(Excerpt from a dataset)
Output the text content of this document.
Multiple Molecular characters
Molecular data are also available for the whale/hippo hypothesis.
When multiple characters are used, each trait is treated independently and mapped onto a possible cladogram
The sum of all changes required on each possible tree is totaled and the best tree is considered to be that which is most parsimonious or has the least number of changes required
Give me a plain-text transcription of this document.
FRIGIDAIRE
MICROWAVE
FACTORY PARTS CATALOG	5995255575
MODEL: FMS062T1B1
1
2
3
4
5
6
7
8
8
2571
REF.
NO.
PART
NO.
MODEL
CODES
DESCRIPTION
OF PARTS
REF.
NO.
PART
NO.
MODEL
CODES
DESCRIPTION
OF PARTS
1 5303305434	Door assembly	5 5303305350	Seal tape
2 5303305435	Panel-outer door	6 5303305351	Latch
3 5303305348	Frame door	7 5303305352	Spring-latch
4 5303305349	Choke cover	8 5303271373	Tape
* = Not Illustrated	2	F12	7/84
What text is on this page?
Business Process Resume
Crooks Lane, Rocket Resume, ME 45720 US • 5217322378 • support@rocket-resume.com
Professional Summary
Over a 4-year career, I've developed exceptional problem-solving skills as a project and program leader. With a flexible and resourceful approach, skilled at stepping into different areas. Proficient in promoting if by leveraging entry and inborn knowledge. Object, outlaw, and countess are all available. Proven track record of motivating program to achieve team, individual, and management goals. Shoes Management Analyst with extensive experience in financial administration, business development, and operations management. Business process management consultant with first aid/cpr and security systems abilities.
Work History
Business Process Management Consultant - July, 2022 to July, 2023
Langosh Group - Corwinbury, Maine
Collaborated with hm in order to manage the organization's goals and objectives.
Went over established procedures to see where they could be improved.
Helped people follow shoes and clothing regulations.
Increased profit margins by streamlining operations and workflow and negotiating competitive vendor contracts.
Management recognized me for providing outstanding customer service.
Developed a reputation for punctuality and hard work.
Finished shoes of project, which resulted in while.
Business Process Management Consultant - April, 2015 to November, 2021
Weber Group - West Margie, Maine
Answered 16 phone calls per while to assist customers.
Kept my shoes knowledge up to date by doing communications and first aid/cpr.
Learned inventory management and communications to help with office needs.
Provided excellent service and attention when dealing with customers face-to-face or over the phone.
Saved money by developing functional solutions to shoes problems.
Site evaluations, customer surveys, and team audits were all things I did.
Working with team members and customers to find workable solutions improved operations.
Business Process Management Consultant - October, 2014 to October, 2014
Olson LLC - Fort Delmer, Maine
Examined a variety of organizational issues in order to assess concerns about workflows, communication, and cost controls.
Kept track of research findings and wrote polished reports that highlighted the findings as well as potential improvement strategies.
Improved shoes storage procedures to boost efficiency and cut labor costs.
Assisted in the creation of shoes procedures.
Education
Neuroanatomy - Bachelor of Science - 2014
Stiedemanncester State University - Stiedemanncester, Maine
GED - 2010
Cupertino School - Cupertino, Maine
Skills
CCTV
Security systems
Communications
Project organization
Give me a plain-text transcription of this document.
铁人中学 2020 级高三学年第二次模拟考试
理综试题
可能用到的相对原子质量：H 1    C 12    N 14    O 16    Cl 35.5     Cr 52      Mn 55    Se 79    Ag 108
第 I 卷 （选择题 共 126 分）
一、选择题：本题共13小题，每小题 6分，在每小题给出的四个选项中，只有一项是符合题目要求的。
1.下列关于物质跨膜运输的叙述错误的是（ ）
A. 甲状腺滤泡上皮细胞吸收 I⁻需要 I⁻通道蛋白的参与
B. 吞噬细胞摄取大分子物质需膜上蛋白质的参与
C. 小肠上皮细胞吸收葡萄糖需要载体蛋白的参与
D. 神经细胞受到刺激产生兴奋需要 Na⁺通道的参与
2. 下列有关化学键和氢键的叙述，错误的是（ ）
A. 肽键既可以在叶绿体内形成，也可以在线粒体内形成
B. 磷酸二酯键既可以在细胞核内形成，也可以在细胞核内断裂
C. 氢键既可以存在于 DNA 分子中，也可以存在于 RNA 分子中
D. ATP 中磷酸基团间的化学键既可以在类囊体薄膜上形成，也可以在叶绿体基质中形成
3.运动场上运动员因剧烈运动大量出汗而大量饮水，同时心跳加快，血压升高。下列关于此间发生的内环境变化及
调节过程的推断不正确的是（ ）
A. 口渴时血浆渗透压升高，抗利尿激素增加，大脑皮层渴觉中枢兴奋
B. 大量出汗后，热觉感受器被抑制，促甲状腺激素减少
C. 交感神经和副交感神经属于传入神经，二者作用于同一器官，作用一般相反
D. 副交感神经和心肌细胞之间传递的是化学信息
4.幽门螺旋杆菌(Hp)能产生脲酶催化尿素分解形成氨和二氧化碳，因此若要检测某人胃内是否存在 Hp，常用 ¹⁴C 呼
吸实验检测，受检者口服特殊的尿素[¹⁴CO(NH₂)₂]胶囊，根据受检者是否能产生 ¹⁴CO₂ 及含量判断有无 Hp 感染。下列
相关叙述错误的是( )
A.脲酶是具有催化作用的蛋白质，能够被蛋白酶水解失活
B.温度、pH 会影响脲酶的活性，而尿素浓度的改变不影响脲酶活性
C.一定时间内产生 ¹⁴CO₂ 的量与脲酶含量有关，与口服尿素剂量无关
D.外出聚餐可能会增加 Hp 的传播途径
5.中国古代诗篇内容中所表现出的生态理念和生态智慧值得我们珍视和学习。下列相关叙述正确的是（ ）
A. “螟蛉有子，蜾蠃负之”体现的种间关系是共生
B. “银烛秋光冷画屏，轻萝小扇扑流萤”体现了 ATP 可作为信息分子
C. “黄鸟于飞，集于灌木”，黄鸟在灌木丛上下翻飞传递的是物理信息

## Required work
Output an exact copy of each record.

## Full output
Output the text content of this document.
Multiple Molecular characters
Molecular data are also available for the whale/hippo hypothesis.
When multiple characters are used, each trait is treated independently and mapped onto a possible cladogram
The sum of all changes required on each possible tree is totaled and the best tree is considered to be that which is most parsimonious or has the least number of changes required
Give me a plain-text transcription of this document.
FRIGIDAIRE
MICROWAVE
FACTORY PARTS CATALOG	5995255575
MODEL: FMS062T1B1
1
2
3
4
5
6
7
8
8
2571
REF.
NO.
PART
NO.
MODEL
CODES
DESCRIPTION
OF PARTS
REF.
NO.
PART
NO.
MODEL
CODES
DESCRIPTION
OF PARTS
1 5303305434	Door assembly	5 5303305350	Seal tape
2 5303305435	Panel-outer door	6 5303305351	Latch
3 5303305348	Frame door	7 5303305352	Spring-latch
4 5303305349	Choke cover	8 5303271373	Tape
* = Not Illustrated	2	F12	7/84
What text is on this page?
Business Process Resume
Crooks Lane, Rocket Resume, ME 45720 US • 5217322378 • support@rocket-resume.com
Professional Summary
Over a 4-year career, I've developed exceptional problem-solving skills as a project and program leader. With a flexible and resourceful approach, skilled at stepping into different areas. Proficient in promoting if by leveraging entry and inborn knowledge. Object, outlaw, and countess are all available. Proven track record of motivating program to achieve team, individual, and management goals. Shoes Management Analyst with extensive experience in financial administration, business development, and operations management. Business process management consultant with first aid/cpr and security systems abilities.
Work History
Business Process Management Consultant - July, 2022 to July, 2023
Langosh Group - Corwinbury, Maine
Collaborated with hm in order to manage the organization's goals and objectives.
Went over established procedures to see where they could be improved.
Helped people follow shoes and clothing regulations.
Increased profit margins by streamlining operations and workflow and negotiating competitive vendor contracts.
Management recognized me for providing outstanding customer service.
Developed a reputation for punctuality and hard work.
Finished shoes of project, which resulted in while.
Business Process Management Consultant - April, 2015 to November, 2021
Weber Group - West Margie, Maine
Answered 16 phone calls per while to assist customers.
Kept my shoes knowledge up to date by doing communications and first aid/cpr.
Learned inventory management and communications to help with office needs.
Provided excellent service and attention when dealing with customers face-to-face or over the phone.
Saved money by developing functional solutions to shoes problems.
Site evaluations, customer surveys, and team audits were all things I did.
Working with team members and customers to find workable solutions improved operations.
Business Process Management Consultant - October, 2014 to October, 2014
Olson LLC - Fort Delmer, Maine
Examined a variety of organizational issues in order to assess concerns about workflows, communication, and cost controls.
Kept track of research findings and wrote polished reports that highlighted the findings as well as potential improvement strategies.
Improved shoes storage procedures to boost efficiency and cut labor costs.
Assisted in the creation of shoes procedures.
Education
Neuroanatomy - Bachelor of Science - 2014
Stiedemanncester State University - Stiedemanncester, Maine
GED - 2010
Cupertino School - Cupertino, Maine
Skills
CCTV
Security systems
Communications
Project organization
Give me a plain-text transcription of this document.
铁人中学 2020 级高三学年第二次模拟考试
理综试题
可能用到的相对原子质量：H 1    C 12    N 14    O 16    Cl 35.5     Cr 52      Mn 55    Se 79    Ag 108
第 I 卷 （选择题 共 126 分）
一、选择题：本题共13小题，每小题 6分，在每小题给出的四个选项中，只有一项是符合题目要求的。
1.下列关于物质跨膜运输的叙述错误的是（ ）
A. 甲状腺滤泡上皮细胞吸收 I⁻需要 I⁻通道蛋白的参与
B. 吞噬细胞摄取大分子物质需膜上蛋白质的参与
C. 小肠上皮细胞吸收葡萄糖需要载体蛋白的参与
D. 神经细胞受到刺激产生兴奋需要 Na⁺通道的参与
2. 下列有关化学键和氢键的叙述，错误的是（ ）
A. 肽键既可以在叶绿体内形成，也可以在线粒体内形成
B. 磷酸二酯键既可以在细胞核内形成，也可以在细胞核内断裂
C. 氢键既可以存在于 DNA 分子中，也可以存在于 RNA 分子中
D. ATP 中磷酸基团间的化学键既可以在类囊体薄膜上形成，也可以在叶绿体基质中形成
3.运动场上运动员因剧烈运动大量出汗而大量饮水，同时心跳加快，血压升高。下列关于此间发生的内环境变化及
调节过程的推断不正确的是（ ）
A. 口渴时血浆渗透压升高，抗利尿激素增加，大脑皮层渴觉中枢兴奋
B. 大量出汗后，热觉感受器被抑制，促甲状腺激素减少
C. 交感神经和副交感神经属于传入神经，二者作用于同一器官，作用一般相反
D. 副交感神经和心肌细胞之间传递的是化学信息
4.幽门螺旋杆菌(Hp)能产生脲酶催化尿素分解形成氨和二氧化碳，因此若要检测某人胃内是否存在 Hp，常用 ¹⁴C 呼
吸实验检测，受检者口服特殊的尿素[¹⁴CO(NH₂)₂]胶囊，根据受检者是否能产生 ¹⁴CO₂ 及含量判断有无 Hp 感染。下列
相关叙述错误的是( )
A.脲酶是具有催化作用的蛋白质，能够被蛋白酶水解失活
B.温度、pH 会影响脲酶的活性，而尿素浓度的改变不影响脲酶活性
C.一定时间内产生 ¹⁴CO₂ 的量与脲酶含量有关，与口服尿素剂量无关
D.外出聚餐可能会增加 Hp 的传播途径
5.中国古代诗篇内容中所表现出的生态理念和生态智慧值得我们珍视和学习。下列相关叙述正确的是（ ）
A. “螟蛉有子，蜾蠃负之”体现的种间关系是共生
B. “银烛秋光冷画屏，轻萝小扇扑流萤”体现了 ATP 可作为信息分子
C. “黄鸟于飞，集于灌木”，黄鸟在灌木丛上下翻飞传递的是物理信息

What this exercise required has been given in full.